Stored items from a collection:
***

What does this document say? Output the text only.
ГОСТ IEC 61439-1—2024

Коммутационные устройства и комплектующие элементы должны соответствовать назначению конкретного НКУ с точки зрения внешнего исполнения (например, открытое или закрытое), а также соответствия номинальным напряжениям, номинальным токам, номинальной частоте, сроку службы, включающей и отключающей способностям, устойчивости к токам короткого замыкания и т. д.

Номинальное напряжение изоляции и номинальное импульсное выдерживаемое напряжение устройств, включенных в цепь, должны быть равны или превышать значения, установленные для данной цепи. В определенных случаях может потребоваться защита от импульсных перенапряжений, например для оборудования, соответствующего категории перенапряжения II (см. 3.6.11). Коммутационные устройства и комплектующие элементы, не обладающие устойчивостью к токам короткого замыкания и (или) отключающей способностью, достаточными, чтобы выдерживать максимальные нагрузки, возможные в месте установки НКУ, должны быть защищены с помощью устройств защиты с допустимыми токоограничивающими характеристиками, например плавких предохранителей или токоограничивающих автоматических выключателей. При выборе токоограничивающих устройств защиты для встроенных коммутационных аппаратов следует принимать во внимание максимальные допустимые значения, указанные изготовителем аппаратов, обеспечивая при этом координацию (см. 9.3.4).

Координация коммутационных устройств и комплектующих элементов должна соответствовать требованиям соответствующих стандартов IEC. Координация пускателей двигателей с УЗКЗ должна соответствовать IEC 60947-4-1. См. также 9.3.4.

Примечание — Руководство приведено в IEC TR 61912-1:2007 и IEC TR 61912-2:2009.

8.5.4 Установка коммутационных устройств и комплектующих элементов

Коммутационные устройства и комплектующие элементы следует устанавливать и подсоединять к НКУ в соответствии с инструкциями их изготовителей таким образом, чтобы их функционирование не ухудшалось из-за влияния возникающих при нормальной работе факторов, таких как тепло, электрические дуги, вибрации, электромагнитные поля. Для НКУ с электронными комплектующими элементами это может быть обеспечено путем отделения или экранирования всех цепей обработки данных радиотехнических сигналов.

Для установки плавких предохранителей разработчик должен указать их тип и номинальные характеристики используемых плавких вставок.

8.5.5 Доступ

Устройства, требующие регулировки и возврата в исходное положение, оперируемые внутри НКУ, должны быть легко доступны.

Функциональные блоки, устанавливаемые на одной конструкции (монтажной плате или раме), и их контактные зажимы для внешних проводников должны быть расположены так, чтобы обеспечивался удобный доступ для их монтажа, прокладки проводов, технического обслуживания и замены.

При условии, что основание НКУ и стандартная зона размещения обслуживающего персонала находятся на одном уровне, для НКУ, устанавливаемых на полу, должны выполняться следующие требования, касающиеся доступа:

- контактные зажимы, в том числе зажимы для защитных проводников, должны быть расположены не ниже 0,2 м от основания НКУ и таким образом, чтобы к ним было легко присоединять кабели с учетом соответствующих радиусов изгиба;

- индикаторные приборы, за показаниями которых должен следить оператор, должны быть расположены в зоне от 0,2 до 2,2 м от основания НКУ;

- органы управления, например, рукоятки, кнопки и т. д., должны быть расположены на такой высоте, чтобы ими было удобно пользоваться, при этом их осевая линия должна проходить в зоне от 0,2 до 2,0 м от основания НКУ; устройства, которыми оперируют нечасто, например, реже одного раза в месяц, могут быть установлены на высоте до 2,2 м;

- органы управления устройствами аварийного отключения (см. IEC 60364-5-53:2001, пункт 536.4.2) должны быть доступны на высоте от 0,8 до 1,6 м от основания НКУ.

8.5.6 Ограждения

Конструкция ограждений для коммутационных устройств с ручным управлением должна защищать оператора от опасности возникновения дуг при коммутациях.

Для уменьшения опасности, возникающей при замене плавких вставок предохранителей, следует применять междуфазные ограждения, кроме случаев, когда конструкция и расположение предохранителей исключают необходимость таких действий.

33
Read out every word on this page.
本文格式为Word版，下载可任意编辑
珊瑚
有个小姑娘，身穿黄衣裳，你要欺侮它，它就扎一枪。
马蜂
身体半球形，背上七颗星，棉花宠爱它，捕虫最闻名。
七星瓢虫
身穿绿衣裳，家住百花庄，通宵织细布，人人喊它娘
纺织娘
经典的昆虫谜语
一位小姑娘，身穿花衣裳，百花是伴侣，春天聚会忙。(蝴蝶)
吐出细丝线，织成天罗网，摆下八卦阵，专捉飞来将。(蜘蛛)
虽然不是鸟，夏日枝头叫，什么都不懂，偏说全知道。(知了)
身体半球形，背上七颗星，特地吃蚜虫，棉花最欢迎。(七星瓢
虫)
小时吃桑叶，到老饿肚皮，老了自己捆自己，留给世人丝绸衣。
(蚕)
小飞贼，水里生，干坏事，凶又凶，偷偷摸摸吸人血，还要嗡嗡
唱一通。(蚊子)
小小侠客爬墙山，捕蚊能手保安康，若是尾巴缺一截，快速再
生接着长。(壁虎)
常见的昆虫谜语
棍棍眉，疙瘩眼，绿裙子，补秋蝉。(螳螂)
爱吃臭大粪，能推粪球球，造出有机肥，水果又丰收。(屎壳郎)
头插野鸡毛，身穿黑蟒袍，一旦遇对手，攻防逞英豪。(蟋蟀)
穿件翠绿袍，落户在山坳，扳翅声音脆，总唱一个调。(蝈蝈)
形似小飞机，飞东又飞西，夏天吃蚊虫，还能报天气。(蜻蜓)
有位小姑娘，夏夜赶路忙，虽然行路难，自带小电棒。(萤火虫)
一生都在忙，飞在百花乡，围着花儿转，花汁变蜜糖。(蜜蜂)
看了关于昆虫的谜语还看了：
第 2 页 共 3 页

***

◆ **Given exercise**
List every line above that holds the word "背上七颗星".

◆ **Task output**
身体半球形，背上七颗星，棉花宠爱它，捕虫最闻名。
身体半球形，背上七颗星，特地吃蚜虫，棉花最欢迎。(七星瓢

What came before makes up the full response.